What you need to do | Count every line in the data below where "kind" occurs, then state that number and nothing more.

──────

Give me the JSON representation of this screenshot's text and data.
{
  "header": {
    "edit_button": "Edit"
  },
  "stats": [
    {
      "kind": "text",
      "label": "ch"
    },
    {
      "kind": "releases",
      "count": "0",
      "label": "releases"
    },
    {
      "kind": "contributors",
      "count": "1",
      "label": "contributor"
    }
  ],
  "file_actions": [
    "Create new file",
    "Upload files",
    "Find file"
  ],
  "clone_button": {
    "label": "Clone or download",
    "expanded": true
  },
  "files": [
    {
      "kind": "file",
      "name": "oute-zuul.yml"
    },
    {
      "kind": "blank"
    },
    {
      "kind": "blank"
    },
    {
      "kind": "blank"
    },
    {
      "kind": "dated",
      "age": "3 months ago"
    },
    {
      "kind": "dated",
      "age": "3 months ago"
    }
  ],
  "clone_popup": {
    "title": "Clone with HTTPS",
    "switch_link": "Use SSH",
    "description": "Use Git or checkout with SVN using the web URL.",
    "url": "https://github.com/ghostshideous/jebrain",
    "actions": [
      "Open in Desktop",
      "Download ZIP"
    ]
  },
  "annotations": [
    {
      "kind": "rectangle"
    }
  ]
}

──────

Answer for the task | 10